┌─ MATERIAL FOR THIS EXERCISE

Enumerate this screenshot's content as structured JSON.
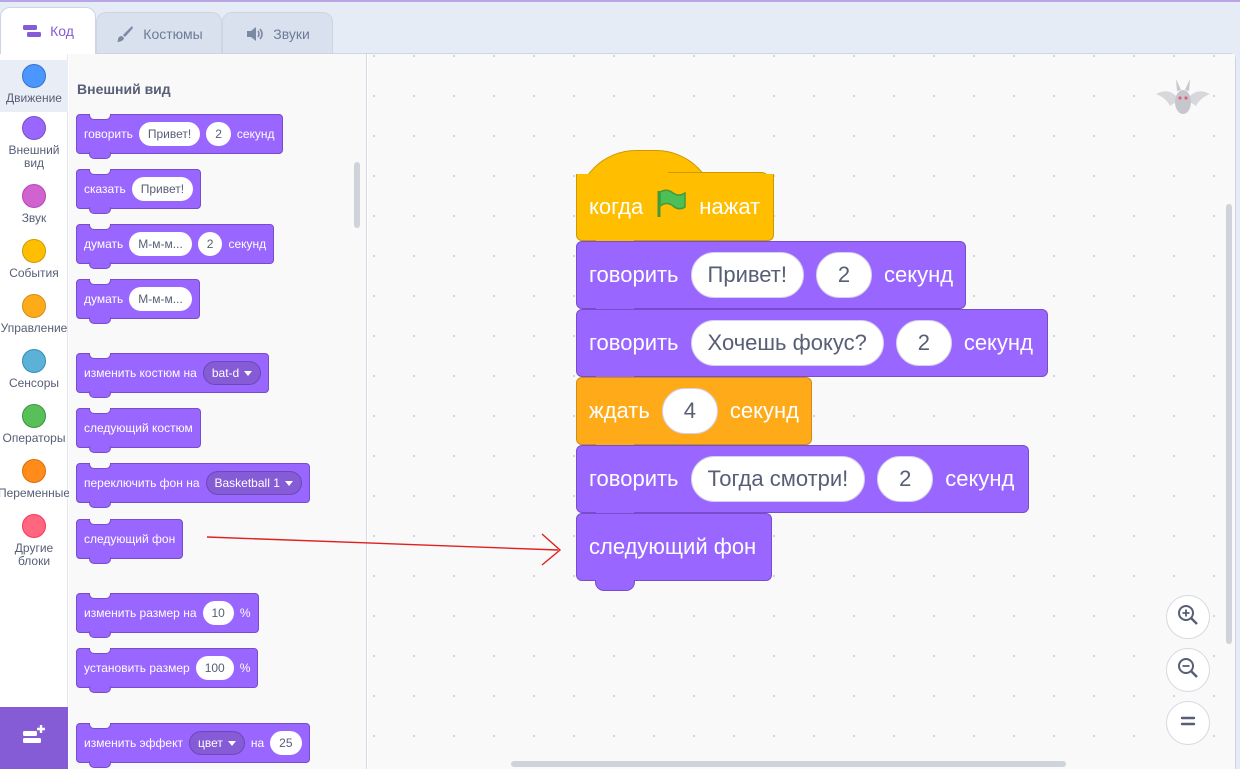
{
  "tabs": [
    {
      "label": "Код",
      "icon": "code-icon",
      "active": true
    },
    {
      "label": "Костюмы",
      "icon": "brush-icon",
      "active": false
    },
    {
      "label": "Звуки",
      "icon": "speaker-icon",
      "active": false
    }
  ],
  "categories": [
    {
      "label": "Движение",
      "color": "#4c97ff"
    },
    {
      "label": "Внешний вид",
      "color": "#9966ff"
    },
    {
      "label": "Звук",
      "color": "#cf63cf"
    },
    {
      "label": "События",
      "color": "#ffbf00"
    },
    {
      "label": "Управление",
      "color": "#ffab19"
    },
    {
      "label": "Сенсоры",
      "color": "#5cb1d6"
    },
    {
      "label": "Операторы",
      "color": "#59c059"
    },
    {
      "label": "Переменные",
      "color": "#ff8c1a"
    },
    {
      "label": "Другие блоки",
      "color": "#ff6680"
    }
  ],
  "extension_button": {
    "icon": "add-extension-icon"
  },
  "palette": {
    "title": "Внешний вид",
    "blocks": {
      "say_for": {
        "label": "говорить",
        "text": "Привет!",
        "secs": "2",
        "unit": "секунд"
      },
      "say": {
        "label": "сказать",
        "text": "Привет!"
      },
      "think_for": {
        "label": "думать",
        "text": "М-м-м...",
        "secs": "2",
        "unit": "секунд"
      },
      "think": {
        "label": "думать",
        "text": "М-м-м..."
      },
      "switch_costume": {
        "label": "изменить костюм на",
        "value": "bat-d"
      },
      "next_costume": {
        "label": "следующий костюм"
      },
      "switch_backdrop": {
        "label": "переключить фон на",
        "value": "Basketball 1"
      },
      "next_backdrop": {
        "label": "следующий фон"
      },
      "change_size": {
        "label": "изменить размер на",
        "value": "10",
        "unit": "%"
      },
      "set_size": {
        "label": "установить размер",
        "value": "100",
        "unit": "%"
      },
      "change_effect": {
        "label": "изменить эффект",
        "effect": "цвет",
        "mid": "на",
        "value": "25"
      }
    }
  },
  "script": {
    "hat": {
      "pre": "когда",
      "post": "нажат",
      "icon": "green-flag-icon"
    },
    "say1": {
      "label": "говорить",
      "text": "Привет!",
      "secs": "2",
      "unit": "секунд"
    },
    "say2": {
      "label": "говорить",
      "text": "Хочешь фокус?",
      "secs": "2",
      "unit": "секунд"
    },
    "wait": {
      "label": "ждать",
      "secs": "4",
      "unit": "секунд"
    },
    "say3": {
      "label": "говорить",
      "text": "Тогда смотри!",
      "secs": "2",
      "unit": "секунд"
    },
    "next_backdrop": {
      "label": "следующий фон"
    }
  },
  "sprite": {
    "icon": "bat-sprite-icon"
  },
  "zoom": {
    "zoom_in_icon": "zoom-in-icon",
    "zoom_out_icon": "zoom-out-icon",
    "reset_icon": "zoom-reset-icon"
  },
  "annotation": {
    "icon": "red-arrow-annotation",
    "color": "#e0201e"
  },
  "colors": {
    "looks": "#9966ff",
    "events": "#ffbf00",
    "control": "#ffab19",
    "accent": "#855cd6"
  }
}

└─

**WHAT YOU NEED TO DO:** From the data above, write out everything exactly except the pictures.

**COMPLETE ANSWER:**
Enumerate this screenshot's content as structured JSON.
{
  "tabs": [
    {
      "label": "Код",
      "icon": "code-icon",
      "active": true
    },
    {
      "label": "Костюмы",
      "icon": "brush-icon",
      "active": false
    },
    {
      "label": "Звуки",
      "icon": "speaker-icon",
      "active": false
    }
  ],
  "categories": [
    {
      "label": "Движение",
      "color": "#4c97ff"
    },
    {
      "label": "Внешний вид",
      "color": "#9966ff"
    },
    {
      "label": "Звук",
      "color": "#cf63cf"
    },
    {
      "label": "События",
      "color": "#ffbf00"
    },
    {
      "label": "Управление",
      "color": "#ffab19"
    },
    {
      "label": "Сенсоры",
      "color": "#5cb1d6"
    },
    {
      "label": "Операторы",
      "color": "#59c059"
    },
    {
      "label": "Переменные",
      "color": "#ff8c1a"
    },
    {
      "label": "Другие блоки",
      "color": "#ff6680"
    }
  ],
  "extension_button": {
    "icon": "add-extension-icon"
  },
  "palette": {
    "title": "Внешний вид",
    "blocks": {
      "say_for": {
        "label": "говорить",
        "text": "Привет!",
        "secs": "2",
        "unit": "секунд"
      },
      "say": {
        "label": "сказать",
        "text": "Привет!"
      },
      "think_for": {
        "label": "думать",
        "text": "М-м-м...",
        "secs": "2",
        "unit": "секунд"
      },
      "think": {
        "label": "думать",
        "text": "М-м-м..."
      },
      "switch_costume": {
        "label": "изменить костюм на",
        "value": "bat-d"
      },
      "next_costume": {
        "label": "следующий костюм"
      },
      "switch_backdrop": {
        "label": "переключить фон на",
        "value": "Basketball 1"
      },
      "next_backdrop": {
        "label": "следующий фон"
      },
      "change_size": {
        "label": "изменить размер на",
        "value": "10",
        "unit": "%"
      },
      "set_size": {
        "label": "установить размер",
        "value": "100",
        "unit": "%"
      },
      "change_effect": {
        "label": "изменить эффект",
        "effect": "цвет",
        "mid": "на",
        "value": "25"
      }
    }
  },
  "script": {
    "hat": {
      "pre": "когда",
      "post": "нажат",
      "icon": "green-flag-icon"
    },
    "say1": {
      "label": "говорить",
      "text": "Привет!",
      "secs": "2",
      "unit": "секунд"
    },
    "say2": {
      "label": "говорить",
      "text": "Хочешь фокус?",
      "secs": "2",
      "unit": "секунд"
    },
    "wait": {
      "label": "ждать",
      "secs": "4",
      "unit": "секунд"
    },
    "say3": {
      "label": "говорить",
      "text": "Тогда смотри!",
      "secs": "2",
      "unit": "секунд"
    },
    "next_backdrop": {
      "label": "следующий фон"
    }
  },
  "sprite": {
    "icon": "bat-sprite-icon"
  },
  "zoom": {
    "zoom_in_icon": "zoom-in-icon",
    "zoom_out_icon": "zoom-out-icon",
    "reset_icon": "zoom-reset-icon"
  },
  "annotation": {
    "icon": "red-arrow-annotation",
    "color": "#e0201e"
  },
  "colors": {
    "looks": "#9966ff",
    "events": "#ffbf00",
    "control": "#ffab19",
    "accent": "#855cd6"
  }
}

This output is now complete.